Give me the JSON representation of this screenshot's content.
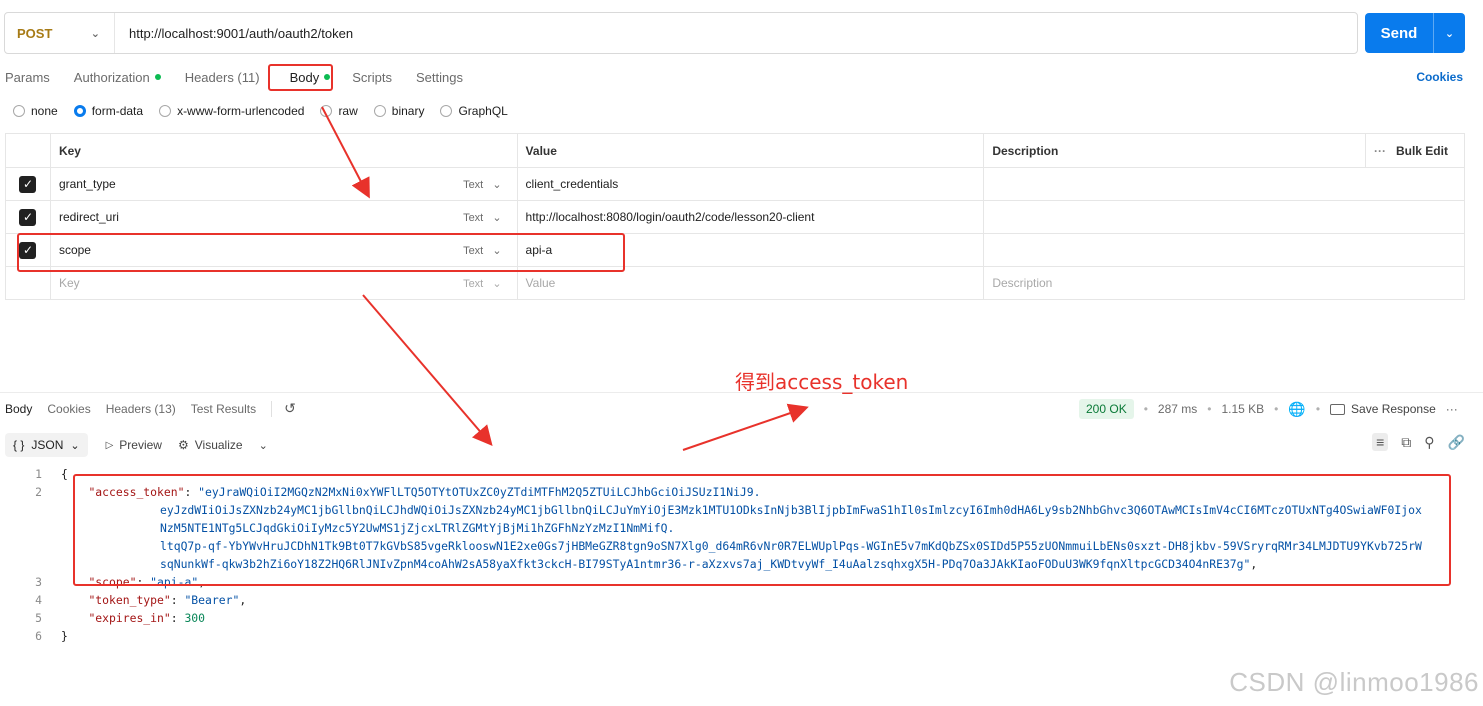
{
  "request": {
    "method": "POST",
    "url": "http://localhost:9001/auth/oauth2/token",
    "send_label": "Send"
  },
  "request_tabs": [
    {
      "label": "Params",
      "dot": false
    },
    {
      "label": "Authorization",
      "dot": true
    },
    {
      "label": "Headers (11)",
      "dot": false
    },
    {
      "label": "Body",
      "dot": true
    },
    {
      "label": "Scripts",
      "dot": false
    },
    {
      "label": "Settings",
      "dot": false
    }
  ],
  "cookies_label": "Cookies",
  "body_types": [
    {
      "label": "none",
      "selected": false
    },
    {
      "label": "form-data",
      "selected": true
    },
    {
      "label": "x-www-form-urlencoded",
      "selected": false
    },
    {
      "label": "raw",
      "selected": false
    },
    {
      "label": "binary",
      "selected": false
    },
    {
      "label": "GraphQL",
      "selected": false
    }
  ],
  "params_table": {
    "headers": {
      "key": "Key",
      "value": "Value",
      "description": "Description",
      "bulk_edit": "Bulk Edit"
    },
    "rows": [
      {
        "key": "grant_type",
        "type": "Text",
        "value": "client_credentials"
      },
      {
        "key": "redirect_uri",
        "type": "Text",
        "value": "http://localhost:8080/login/oauth2/code/lesson20-client"
      },
      {
        "key": "scope",
        "type": "Text",
        "value": "api-a"
      }
    ],
    "placeholder": {
      "key": "Key",
      "type": "Text",
      "value": "Value",
      "description": "Description"
    }
  },
  "annotation": "得到access_token",
  "response": {
    "tabs": [
      "Body",
      "Cookies",
      "Headers (13)",
      "Test Results"
    ],
    "status": "200 OK",
    "time": "287 ms",
    "size": "1.15 KB",
    "save_label": "Save Response",
    "format": "JSON",
    "preview_label": "Preview",
    "visualize_label": "Visualize",
    "json_lines": {
      "l1": "{",
      "l2_key": "\"access_token\"",
      "l2_val": "\"eyJraWQiOiI2MGQzN2MxNi0xYWFlLTQ5OTYtOTUxZC0yZTdiMTFhM2Q5ZTUiLCJhbGciOiJSUzI1NiJ9.",
      "l2b": "eyJzdWIiOiJsZXNzb24yMC1jbGllbnQiLCJhdWQiOiJsZXNzb24yMC1jbGllbnQiLCJuYmYiOjE3Mzk1MTU1ODksInNjb3BlIjpbImFwaS1hIl0sImlzcyI6Imh0dHA6Ly9sb2NhbGhvc3Q6OTAwMCIsImV4cCI6MTczOTUxNTg4OSwiaWF0Ijox",
      "l2c": "NzM5NTE1NTg5LCJqdGkiOiIyMzc5Y2UwMS1jZjcxLTRlZGMtYjBjMi1hZGFhNzYzMzI1NmMifQ.",
      "l2d": "ltqQ7p-qf-YbYWvHruJCDhN1Tk9Bt0T7kGVbS85vgeRklooswN1E2xe0Gs7jHBMeGZR8tgn9oSN7Xlg0_d64mR6vNr0R7ELWUplPqs-WGInE5v7mKdQbZSx0SIDd5P55zUONmmuiLbENs0sxzt-DH8jkbv-59VSryrqRMr34LMJDTU9YKvb725rW",
      "l2e": "sqNunkWf-qkw3b2hZi6oY18Z2HQ6RlJNIvZpnM4coAhW2sA58yaXfkt3ckcH-BI79STyA1ntmr36-r-aXzxvs7aj_KWDtvyWf_I4uAalzsqhxgX5H-PDq7Oa3JAkKIaoFODuU3WK9fqnXltpcGCD34O4nRE37g\"",
      "l3_key": "\"scope\"",
      "l3_val": "\"api-a\"",
      "l4_key": "\"token_type\"",
      "l4_val": "\"Bearer\"",
      "l5_key": "\"expires_in\"",
      "l5_val": "300",
      "l6": "}"
    }
  },
  "watermark": "CSDN @linmoo1986"
}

● Work required
List each line of the entries that holds the string "Description".

● Answer to this problem
      "description": "Description",
      "description": "Description"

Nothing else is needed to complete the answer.